• **OBJECTIVE**: Collect each line of the records containing the string "Franc".

• **PROVIDED INFORMATION**:
'''

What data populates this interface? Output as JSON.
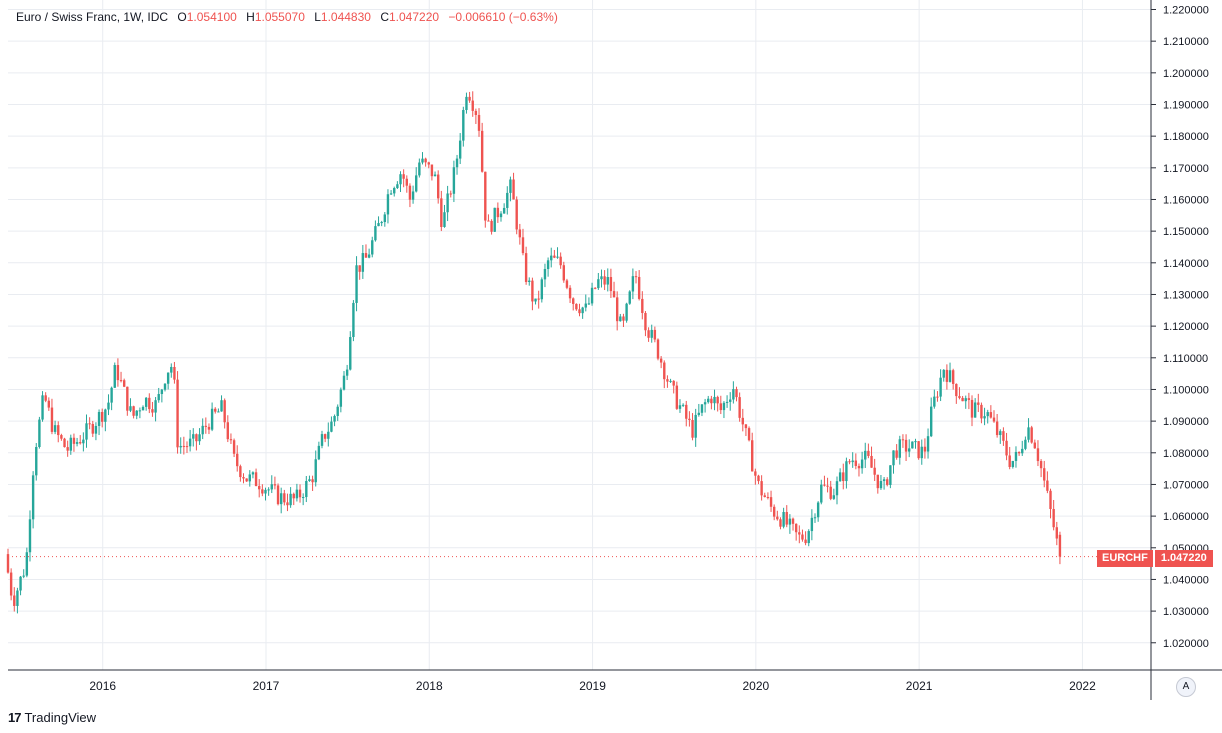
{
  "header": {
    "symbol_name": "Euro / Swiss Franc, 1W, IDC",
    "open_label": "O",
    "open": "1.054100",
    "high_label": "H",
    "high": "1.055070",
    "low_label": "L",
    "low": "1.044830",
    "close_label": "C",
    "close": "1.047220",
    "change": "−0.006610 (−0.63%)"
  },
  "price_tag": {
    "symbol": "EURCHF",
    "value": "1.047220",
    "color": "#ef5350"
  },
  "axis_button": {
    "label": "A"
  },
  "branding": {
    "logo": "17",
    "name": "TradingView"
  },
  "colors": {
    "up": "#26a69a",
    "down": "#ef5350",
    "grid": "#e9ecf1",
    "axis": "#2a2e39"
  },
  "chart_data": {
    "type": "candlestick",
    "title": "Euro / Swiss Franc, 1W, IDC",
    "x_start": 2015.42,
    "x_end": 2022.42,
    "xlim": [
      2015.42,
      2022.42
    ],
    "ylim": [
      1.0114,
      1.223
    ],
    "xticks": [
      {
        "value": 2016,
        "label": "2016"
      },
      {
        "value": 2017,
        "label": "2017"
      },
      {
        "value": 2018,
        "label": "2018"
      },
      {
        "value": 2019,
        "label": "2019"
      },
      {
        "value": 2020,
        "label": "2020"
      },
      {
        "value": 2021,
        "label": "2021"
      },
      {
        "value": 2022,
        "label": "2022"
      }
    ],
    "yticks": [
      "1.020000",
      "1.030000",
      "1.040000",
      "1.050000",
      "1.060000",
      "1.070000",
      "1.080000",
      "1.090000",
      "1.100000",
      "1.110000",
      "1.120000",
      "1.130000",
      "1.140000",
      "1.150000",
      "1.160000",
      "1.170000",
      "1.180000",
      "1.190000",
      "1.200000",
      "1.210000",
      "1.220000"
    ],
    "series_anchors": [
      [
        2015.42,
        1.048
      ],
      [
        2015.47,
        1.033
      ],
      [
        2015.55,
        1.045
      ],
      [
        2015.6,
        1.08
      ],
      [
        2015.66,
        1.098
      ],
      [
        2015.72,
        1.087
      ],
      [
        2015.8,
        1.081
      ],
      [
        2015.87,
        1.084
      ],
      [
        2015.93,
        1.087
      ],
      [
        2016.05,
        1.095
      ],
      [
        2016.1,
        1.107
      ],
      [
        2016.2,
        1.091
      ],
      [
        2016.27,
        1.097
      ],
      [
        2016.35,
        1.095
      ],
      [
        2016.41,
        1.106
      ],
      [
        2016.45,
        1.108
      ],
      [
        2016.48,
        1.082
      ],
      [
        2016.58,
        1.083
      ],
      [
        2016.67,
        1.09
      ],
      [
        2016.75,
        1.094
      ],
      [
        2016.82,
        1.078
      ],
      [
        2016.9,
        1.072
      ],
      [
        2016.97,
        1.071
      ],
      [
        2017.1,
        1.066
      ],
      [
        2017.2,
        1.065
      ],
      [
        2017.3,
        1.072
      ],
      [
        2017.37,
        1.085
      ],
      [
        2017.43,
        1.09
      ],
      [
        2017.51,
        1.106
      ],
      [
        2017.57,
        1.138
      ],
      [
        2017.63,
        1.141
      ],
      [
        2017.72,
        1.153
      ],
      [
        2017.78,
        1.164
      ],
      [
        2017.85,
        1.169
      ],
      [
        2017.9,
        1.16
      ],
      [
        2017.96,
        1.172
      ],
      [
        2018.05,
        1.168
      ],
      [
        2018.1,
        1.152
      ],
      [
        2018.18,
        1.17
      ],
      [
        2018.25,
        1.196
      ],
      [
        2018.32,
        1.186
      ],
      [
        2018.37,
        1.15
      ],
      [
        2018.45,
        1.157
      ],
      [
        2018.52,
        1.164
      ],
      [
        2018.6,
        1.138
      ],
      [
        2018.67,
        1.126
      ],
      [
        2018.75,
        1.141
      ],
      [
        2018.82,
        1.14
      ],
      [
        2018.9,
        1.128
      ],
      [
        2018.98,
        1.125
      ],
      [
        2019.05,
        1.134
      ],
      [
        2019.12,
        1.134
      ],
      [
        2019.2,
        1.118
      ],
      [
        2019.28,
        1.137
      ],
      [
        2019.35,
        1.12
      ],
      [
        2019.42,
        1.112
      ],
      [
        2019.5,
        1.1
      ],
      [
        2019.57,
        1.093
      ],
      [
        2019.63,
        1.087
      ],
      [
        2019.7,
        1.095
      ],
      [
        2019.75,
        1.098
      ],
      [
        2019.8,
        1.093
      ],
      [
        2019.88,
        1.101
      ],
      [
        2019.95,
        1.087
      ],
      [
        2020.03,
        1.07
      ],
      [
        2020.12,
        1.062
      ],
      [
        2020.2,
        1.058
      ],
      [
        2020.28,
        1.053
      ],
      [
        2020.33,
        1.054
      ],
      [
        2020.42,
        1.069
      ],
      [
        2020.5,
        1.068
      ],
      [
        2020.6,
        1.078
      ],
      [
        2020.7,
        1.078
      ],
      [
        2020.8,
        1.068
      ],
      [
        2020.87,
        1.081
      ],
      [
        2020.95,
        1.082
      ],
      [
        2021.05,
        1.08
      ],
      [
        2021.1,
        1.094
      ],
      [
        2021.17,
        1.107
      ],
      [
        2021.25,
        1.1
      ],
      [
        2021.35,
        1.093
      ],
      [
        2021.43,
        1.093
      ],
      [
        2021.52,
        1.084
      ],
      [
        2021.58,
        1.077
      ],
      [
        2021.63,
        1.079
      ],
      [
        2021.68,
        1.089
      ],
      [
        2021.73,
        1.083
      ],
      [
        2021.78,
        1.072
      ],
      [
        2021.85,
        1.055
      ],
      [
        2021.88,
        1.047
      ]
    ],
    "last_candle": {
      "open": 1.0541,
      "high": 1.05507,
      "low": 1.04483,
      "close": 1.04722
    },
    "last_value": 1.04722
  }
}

'''

• **EXERCISE SOLUTION**:
    "symbol_name": "Euro / Swiss Franc, 1W, IDC",
    "title": "Euro / Swiss Franc, 1W, IDC",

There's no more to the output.